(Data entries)
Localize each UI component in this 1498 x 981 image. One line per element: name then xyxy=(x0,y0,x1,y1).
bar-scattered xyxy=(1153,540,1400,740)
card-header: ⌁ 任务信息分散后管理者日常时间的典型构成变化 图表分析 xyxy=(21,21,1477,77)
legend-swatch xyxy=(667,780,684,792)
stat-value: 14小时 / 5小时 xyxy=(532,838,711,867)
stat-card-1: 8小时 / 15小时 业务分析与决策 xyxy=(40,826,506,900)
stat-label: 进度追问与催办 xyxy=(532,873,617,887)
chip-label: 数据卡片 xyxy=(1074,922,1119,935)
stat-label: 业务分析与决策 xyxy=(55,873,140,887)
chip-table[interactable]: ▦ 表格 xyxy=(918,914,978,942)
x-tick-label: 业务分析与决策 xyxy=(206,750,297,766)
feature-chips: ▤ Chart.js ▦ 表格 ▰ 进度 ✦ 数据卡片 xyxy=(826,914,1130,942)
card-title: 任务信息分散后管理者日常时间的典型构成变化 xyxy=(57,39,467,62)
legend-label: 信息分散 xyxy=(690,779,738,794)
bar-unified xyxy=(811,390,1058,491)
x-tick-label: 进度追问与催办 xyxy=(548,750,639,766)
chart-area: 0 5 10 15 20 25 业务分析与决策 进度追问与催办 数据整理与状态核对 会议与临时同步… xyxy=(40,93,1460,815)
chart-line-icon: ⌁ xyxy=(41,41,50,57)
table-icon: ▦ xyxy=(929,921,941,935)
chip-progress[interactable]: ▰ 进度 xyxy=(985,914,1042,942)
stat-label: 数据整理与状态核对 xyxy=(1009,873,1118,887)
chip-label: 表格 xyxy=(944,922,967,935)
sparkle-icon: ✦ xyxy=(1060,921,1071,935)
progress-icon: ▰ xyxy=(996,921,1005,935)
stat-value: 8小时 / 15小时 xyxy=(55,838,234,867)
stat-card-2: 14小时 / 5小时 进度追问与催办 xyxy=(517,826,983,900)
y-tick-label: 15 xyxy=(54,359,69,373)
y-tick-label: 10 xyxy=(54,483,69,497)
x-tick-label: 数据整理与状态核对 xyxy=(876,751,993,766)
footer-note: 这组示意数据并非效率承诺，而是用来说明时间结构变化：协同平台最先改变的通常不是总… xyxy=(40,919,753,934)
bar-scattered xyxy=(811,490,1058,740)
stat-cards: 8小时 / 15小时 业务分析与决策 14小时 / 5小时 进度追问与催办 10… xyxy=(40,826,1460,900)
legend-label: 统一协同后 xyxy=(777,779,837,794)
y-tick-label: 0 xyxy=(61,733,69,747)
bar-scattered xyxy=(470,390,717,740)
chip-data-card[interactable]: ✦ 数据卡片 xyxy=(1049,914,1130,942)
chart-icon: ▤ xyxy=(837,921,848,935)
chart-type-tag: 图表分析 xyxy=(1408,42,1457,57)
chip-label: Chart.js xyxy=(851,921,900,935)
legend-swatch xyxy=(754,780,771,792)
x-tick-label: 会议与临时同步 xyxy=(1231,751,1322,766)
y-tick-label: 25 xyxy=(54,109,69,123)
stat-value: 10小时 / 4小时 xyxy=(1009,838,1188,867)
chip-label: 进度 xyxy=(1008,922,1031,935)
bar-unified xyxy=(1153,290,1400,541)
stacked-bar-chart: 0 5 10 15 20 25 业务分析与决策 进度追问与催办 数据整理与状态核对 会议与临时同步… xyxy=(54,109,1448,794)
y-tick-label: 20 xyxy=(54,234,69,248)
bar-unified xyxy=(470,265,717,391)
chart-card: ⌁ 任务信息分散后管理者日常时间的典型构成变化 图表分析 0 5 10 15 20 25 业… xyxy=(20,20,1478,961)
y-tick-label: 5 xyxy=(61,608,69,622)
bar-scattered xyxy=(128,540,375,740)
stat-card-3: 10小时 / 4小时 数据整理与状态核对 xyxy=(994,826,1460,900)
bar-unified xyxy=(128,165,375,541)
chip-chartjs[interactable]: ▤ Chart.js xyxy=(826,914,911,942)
==
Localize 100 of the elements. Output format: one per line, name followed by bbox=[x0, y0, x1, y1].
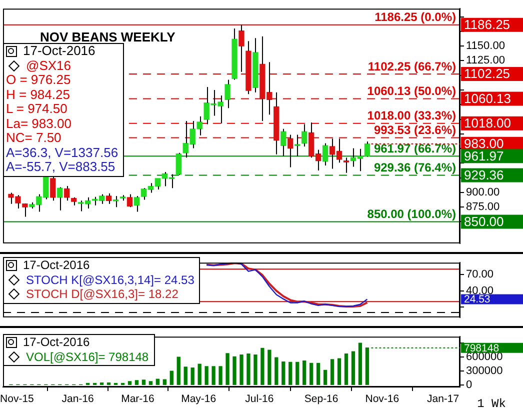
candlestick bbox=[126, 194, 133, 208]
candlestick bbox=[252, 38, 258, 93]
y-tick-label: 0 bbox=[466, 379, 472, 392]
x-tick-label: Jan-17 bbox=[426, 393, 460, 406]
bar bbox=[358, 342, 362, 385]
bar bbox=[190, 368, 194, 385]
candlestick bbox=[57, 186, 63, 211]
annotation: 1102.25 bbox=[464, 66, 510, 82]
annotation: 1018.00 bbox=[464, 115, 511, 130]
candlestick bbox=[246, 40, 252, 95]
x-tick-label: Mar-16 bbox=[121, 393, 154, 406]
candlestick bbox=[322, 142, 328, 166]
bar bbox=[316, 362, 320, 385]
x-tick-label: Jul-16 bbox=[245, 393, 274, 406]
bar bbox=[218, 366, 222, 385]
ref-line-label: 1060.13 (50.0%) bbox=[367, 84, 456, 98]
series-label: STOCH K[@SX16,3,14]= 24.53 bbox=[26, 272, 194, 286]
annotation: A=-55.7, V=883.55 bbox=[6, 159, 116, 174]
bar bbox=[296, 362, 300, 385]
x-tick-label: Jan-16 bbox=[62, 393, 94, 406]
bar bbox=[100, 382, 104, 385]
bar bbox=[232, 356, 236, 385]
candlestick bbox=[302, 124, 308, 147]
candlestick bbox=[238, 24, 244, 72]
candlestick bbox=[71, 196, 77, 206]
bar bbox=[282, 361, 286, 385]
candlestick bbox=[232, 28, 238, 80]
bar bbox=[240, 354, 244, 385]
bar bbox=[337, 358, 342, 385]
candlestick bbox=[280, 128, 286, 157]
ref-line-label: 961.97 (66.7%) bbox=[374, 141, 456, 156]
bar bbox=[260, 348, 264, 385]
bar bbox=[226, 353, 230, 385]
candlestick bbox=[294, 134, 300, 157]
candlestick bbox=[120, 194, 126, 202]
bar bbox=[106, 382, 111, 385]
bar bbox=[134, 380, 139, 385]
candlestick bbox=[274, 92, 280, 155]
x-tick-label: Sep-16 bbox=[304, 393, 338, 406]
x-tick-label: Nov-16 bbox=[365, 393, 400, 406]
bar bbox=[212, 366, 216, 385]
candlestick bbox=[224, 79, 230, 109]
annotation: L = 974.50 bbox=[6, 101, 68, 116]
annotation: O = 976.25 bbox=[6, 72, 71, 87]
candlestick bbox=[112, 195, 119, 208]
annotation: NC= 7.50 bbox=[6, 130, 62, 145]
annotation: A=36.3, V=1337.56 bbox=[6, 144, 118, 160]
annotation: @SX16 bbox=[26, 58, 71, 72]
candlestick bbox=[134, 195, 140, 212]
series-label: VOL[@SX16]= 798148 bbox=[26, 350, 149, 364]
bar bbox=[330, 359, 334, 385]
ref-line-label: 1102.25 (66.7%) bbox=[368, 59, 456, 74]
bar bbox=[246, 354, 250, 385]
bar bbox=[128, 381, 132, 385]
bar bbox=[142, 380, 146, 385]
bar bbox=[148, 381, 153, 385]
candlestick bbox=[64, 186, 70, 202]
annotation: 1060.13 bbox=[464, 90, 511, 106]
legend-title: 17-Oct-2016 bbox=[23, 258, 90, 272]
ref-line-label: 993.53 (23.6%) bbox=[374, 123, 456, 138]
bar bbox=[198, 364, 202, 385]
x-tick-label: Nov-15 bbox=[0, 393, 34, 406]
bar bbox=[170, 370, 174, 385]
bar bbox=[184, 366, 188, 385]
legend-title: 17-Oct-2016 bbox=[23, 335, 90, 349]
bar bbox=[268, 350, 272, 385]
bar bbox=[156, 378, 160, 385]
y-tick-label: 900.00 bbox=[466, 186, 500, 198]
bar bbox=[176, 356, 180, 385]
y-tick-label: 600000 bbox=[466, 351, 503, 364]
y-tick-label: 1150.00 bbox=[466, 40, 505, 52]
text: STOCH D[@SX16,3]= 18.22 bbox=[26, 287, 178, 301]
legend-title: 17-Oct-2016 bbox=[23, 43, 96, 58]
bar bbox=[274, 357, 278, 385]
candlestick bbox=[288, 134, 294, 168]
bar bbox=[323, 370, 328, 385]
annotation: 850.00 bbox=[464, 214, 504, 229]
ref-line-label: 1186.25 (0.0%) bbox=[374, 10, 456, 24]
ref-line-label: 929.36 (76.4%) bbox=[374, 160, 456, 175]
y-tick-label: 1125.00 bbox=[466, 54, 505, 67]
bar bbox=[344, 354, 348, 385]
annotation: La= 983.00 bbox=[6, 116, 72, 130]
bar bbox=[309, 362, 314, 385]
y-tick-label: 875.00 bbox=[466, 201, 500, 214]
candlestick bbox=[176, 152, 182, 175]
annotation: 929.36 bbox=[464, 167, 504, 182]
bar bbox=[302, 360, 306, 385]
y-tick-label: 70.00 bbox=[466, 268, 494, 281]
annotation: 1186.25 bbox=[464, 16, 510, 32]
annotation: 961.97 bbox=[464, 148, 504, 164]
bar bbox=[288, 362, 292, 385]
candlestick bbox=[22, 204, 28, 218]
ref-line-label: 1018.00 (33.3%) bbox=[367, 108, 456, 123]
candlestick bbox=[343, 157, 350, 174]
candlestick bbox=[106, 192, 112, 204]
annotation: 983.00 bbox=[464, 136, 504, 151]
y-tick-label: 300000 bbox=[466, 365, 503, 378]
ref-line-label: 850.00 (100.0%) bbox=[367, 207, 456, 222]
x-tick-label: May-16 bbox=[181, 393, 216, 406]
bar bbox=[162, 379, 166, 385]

Given task =
Reproduce the records from the line that contains "candlestick bbox=[126, 194, 133, 208]" through the line that contains "bar bbox=[212, 366, 216, 385]", including both of those lines, and output nothing else.

Expected output =
candlestick bbox=[126, 194, 133, 208]
candlestick bbox=[252, 38, 258, 93]
y-tick-label: 0 bbox=[466, 379, 472, 392]
x-tick-label: Jan-17 bbox=[426, 393, 460, 406]
bar bbox=[358, 342, 362, 385]
bar bbox=[190, 368, 194, 385]
candlestick bbox=[57, 186, 63, 211]
annotation: 1102.25 bbox=[464, 66, 510, 82]
annotation: 1018.00 bbox=[464, 115, 511, 130]
candlestick bbox=[246, 40, 252, 95]
x-tick-label: Mar-16 bbox=[121, 393, 154, 406]
candlestick bbox=[322, 142, 328, 166]
bar bbox=[316, 362, 320, 385]
x-tick-label: Jul-16 bbox=[245, 393, 274, 406]
bar bbox=[218, 366, 222, 385]
ref-line-label: 1060.13 (50.0%) bbox=[367, 84, 456, 98]
series-label: STOCH K[@SX16,3,14]= 24.53 bbox=[26, 272, 194, 286]
annotation: A=-55.7, V=883.55 bbox=[6, 159, 116, 174]
bar bbox=[296, 362, 300, 385]
x-tick-label: Jan-16 bbox=[62, 393, 94, 406]
bar bbox=[100, 382, 104, 385]
bar bbox=[232, 356, 236, 385]
candlestick bbox=[302, 124, 308, 147]
candlestick bbox=[238, 24, 244, 72]
candlestick bbox=[71, 196, 77, 206]
bar bbox=[282, 361, 286, 385]
candlestick bbox=[232, 28, 238, 80]
bar bbox=[240, 354, 244, 385]
bar bbox=[337, 358, 342, 385]
candlestick bbox=[280, 128, 286, 157]
ref-line-label: 961.97 (66.7%) bbox=[374, 141, 456, 156]
bar bbox=[260, 348, 264, 385]
bar bbox=[226, 353, 230, 385]
candlestick bbox=[294, 134, 300, 157]
candlestick bbox=[120, 194, 126, 202]
bar bbox=[106, 382, 111, 385]
bar bbox=[134, 380, 139, 385]
candlestick bbox=[274, 92, 280, 155]
x-tick-label: Sep-16 bbox=[304, 393, 338, 406]
x-tick-label: Nov-16 bbox=[365, 393, 400, 406]
bar bbox=[212, 366, 216, 385]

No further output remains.